» Task details
Transcribe the records that follow, preserving every word.

» Records for the task
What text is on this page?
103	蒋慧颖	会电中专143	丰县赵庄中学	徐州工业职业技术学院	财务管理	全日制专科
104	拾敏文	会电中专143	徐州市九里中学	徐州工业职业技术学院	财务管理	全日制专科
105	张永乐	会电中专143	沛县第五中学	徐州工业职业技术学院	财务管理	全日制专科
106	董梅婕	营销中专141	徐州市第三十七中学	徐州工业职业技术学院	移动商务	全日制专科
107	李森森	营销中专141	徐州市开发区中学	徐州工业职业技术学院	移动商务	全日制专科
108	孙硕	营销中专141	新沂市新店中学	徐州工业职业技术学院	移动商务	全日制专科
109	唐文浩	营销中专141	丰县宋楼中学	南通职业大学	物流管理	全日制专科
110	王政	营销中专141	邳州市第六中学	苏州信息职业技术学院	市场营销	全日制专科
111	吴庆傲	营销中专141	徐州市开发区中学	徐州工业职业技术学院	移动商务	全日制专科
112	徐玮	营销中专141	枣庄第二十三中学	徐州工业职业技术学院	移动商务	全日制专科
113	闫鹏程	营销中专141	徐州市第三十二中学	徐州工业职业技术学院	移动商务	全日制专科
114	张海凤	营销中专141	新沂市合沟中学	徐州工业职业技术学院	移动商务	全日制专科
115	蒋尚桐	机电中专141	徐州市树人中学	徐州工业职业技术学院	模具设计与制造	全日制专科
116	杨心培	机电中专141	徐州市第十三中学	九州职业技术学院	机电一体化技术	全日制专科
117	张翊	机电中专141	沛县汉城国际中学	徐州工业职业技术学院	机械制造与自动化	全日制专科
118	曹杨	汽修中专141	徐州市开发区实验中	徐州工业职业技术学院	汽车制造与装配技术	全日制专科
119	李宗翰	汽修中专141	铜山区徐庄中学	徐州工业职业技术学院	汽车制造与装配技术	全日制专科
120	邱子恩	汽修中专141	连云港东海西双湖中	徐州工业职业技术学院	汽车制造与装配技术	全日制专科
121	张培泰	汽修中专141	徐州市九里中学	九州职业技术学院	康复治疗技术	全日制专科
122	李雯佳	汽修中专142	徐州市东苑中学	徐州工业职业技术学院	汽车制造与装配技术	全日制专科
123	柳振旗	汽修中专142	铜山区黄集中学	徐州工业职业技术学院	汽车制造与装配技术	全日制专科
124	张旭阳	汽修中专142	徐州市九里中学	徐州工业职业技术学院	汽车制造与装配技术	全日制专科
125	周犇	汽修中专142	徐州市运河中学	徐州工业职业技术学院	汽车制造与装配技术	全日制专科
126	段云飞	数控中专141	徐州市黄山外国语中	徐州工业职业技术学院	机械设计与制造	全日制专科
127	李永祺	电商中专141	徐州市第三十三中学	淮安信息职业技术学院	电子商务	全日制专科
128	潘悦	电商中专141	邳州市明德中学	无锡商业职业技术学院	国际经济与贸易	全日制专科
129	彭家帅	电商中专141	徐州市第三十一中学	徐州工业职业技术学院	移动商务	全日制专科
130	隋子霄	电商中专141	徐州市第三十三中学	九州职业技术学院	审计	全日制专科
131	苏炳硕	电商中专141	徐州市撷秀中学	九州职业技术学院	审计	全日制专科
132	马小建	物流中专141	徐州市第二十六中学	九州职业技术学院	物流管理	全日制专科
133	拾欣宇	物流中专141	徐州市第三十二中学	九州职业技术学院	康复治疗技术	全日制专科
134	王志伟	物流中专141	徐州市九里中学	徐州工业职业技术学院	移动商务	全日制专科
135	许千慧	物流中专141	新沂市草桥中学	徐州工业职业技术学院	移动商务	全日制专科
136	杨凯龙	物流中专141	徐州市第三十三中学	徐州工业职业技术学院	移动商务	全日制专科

» The reply
What text is on this page?
103	蒋慧颖	会电中专143	丰县赵庄中学	徐州工业职业技术学院	财务管理	全日制专科
104	拾敏文	会电中专143	徐州市九里中学	徐州工业职业技术学院	财务管理	全日制专科
105	张永乐	会电中专143	沛县第五中学	徐州工业职业技术学院	财务管理	全日制专科
106	董梅婕	营销中专141	徐州市第三十七中学	徐州工业职业技术学院	移动商务	全日制专科
107	李森森	营销中专141	徐州市开发区中学	徐州工业职业技术学院	移动商务	全日制专科
108	孙硕	营销中专141	新沂市新店中学	徐州工业职业技术学院	移动商务	全日制专科
109	唐文浩	营销中专141	丰县宋楼中学	南通职业大学	物流管理	全日制专科
110	王政	营销中专141	邳州市第六中学	苏州信息职业技术学院	市场营销	全日制专科
111	吴庆傲	营销中专141	徐州市开发区中学	徐州工业职业技术学院	移动商务	全日制专科
112	徐玮	营销中专141	枣庄第二十三中学	徐州工业职业技术学院	移动商务	全日制专科
113	闫鹏程	营销中专141	徐州市第三十二中学	徐州工业职业技术学院	移动商务	全日制专科
114	张海凤	营销中专141	新沂市合沟中学	徐州工业职业技术学院	移动商务	全日制专科
115	蒋尚桐	机电中专141	徐州市树人中学	徐州工业职业技术学院	模具设计与制造	全日制专科
116	杨心培	机电中专141	徐州市第十三中学	九州职业技术学院	机电一体化技术	全日制专科
117	张翊	机电中专141	沛县汉城国际中学	徐州工业职业技术学院	机械制造与自动化	全日制专科
118	曹杨	汽修中专141	徐州市开发区实验中	徐州工业职业技术学院	汽车制造与装配技术	全日制专科
119	李宗翰	汽修中专141	铜山区徐庄中学	徐州工业职业技术学院	汽车制造与装配技术	全日制专科
120	邱子恩	汽修中专141	连云港东海西双湖中	徐州工业职业技术学院	汽车制造与装配技术	全日制专科
121	张培泰	汽修中专141	徐州市九里中学	九州职业技术学院	康复治疗技术	全日制专科
122	李雯佳	汽修中专142	徐州市东苑中学	徐州工业职业技术学院	汽车制造与装配技术	全日制专科
123	柳振旗	汽修中专142	铜山区黄集中学	徐州工业职业技术学院	汽车制造与装配技术	全日制专科
124	张旭阳	汽修中专142	徐州市九里中学	徐州工业职业技术学院	汽车制造与装配技术	全日制专科
125	周犇	汽修中专142	徐州市运河中学	徐州工业职业技术学院	汽车制造与装配技术	全日制专科
126	段云飞	数控中专141	徐州市黄山外国语中	徐州工业职业技术学院	机械设计与制造	全日制专科
127	李永祺	电商中专141	徐州市第三十三中学	淮安信息职业技术学院	电子商务	全日制专科
128	潘悦	电商中专141	邳州市明德中学	无锡商业职业技术学院	国际经济与贸易	全日制专科
129	彭家帅	电商中专141	徐州市第三十一中学	徐州工业职业技术学院	移动商务	全日制专科
130	隋子霄	电商中专141	徐州市第三十三中学	九州职业技术学院	审计	全日制专科
131	苏炳硕	电商中专141	徐州市撷秀中学	九州职业技术学院	审计	全日制专科
132	马小建	物流中专141	徐州市第二十六中学	九州职业技术学院	物流管理	全日制专科
133	拾欣宇	物流中专141	徐州市第三十二中学	九州职业技术学院	康复治疗技术	全日制专科
134	王志伟	物流中专141	徐州市九里中学	徐州工业职业技术学院	移动商务	全日制专科
135	许千慧	物流中专141	新沂市草桥中学	徐州工业职业技术学院	移动商务	全日制专科
136	杨凯龙	物流中专141	徐州市第三十三中学	徐州工业职业技术学院	移动商务	全日制专科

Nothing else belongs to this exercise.